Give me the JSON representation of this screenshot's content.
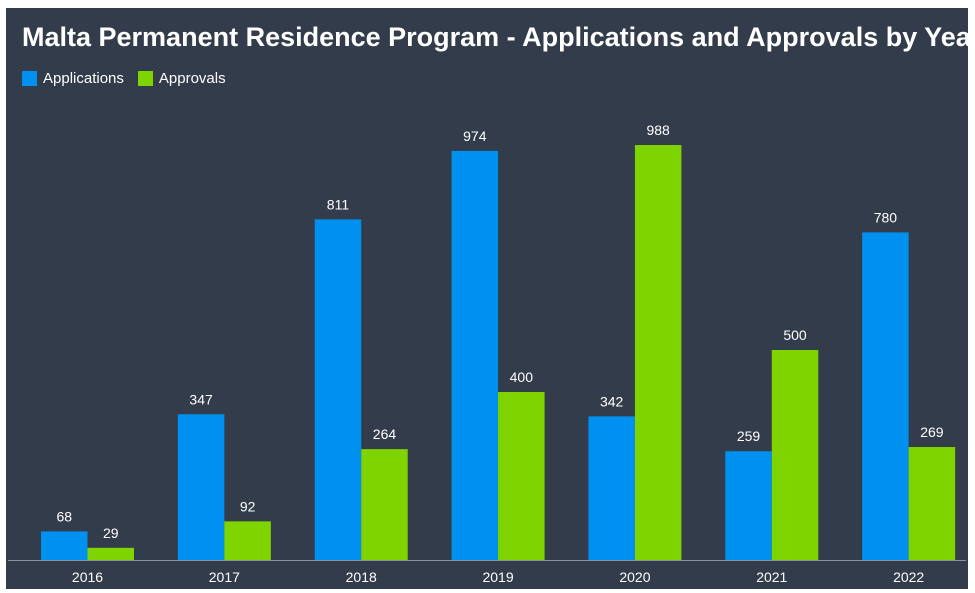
{
  "colors": {
    "background": "#323c4b",
    "applications": "#0090f0",
    "approvals": "#7fd400",
    "text": "#ffffff",
    "axis": "#8a949f"
  },
  "chart_data": {
    "type": "bar",
    "title": "Malta Permanent Residence Program - Applications and Approvals by Year",
    "xlabel": "",
    "ylabel": "",
    "ylim": [
      0,
      1000
    ],
    "grid": false,
    "legend_position": "top-left",
    "categories": [
      "2016",
      "2017",
      "2018",
      "2019",
      "2020",
      "2021",
      "2022"
    ],
    "series": [
      {
        "name": "Applications",
        "values": [
          68,
          347,
          811,
          974,
          342,
          259,
          780
        ]
      },
      {
        "name": "Approvals",
        "values": [
          29,
          92,
          264,
          400,
          988,
          500,
          269
        ]
      }
    ]
  }
}
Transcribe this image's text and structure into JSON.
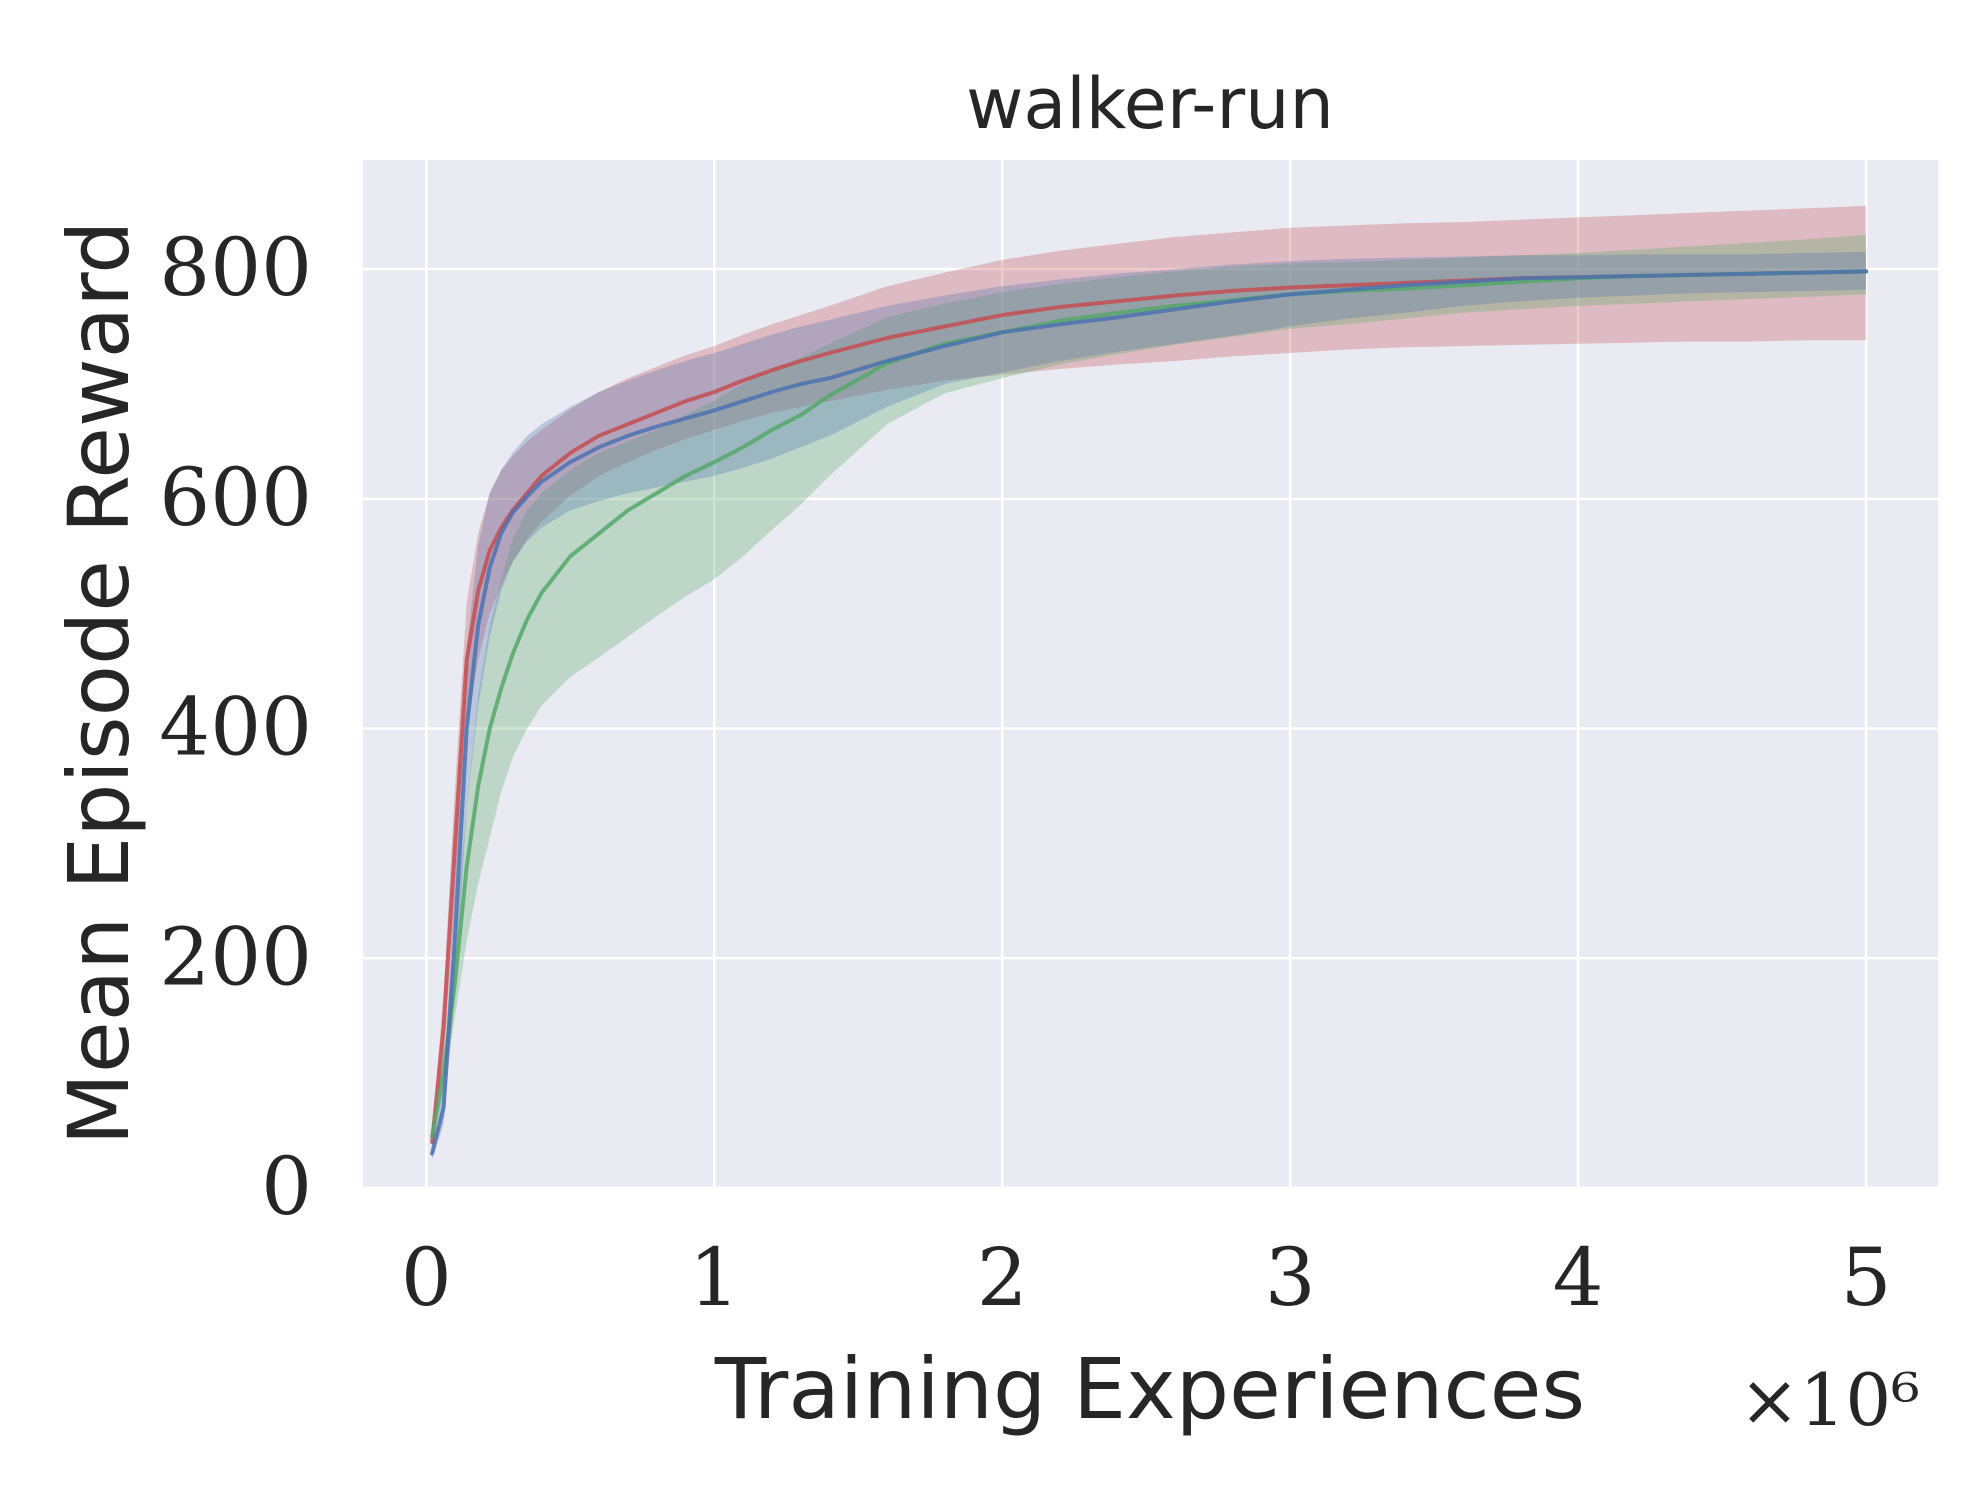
+-------+
What the task requires: Copy every line of the material in which the word "text" occurs.

Correct answer:
    "text": "#ffffff",
Transcribe this image's text and structure into JSON.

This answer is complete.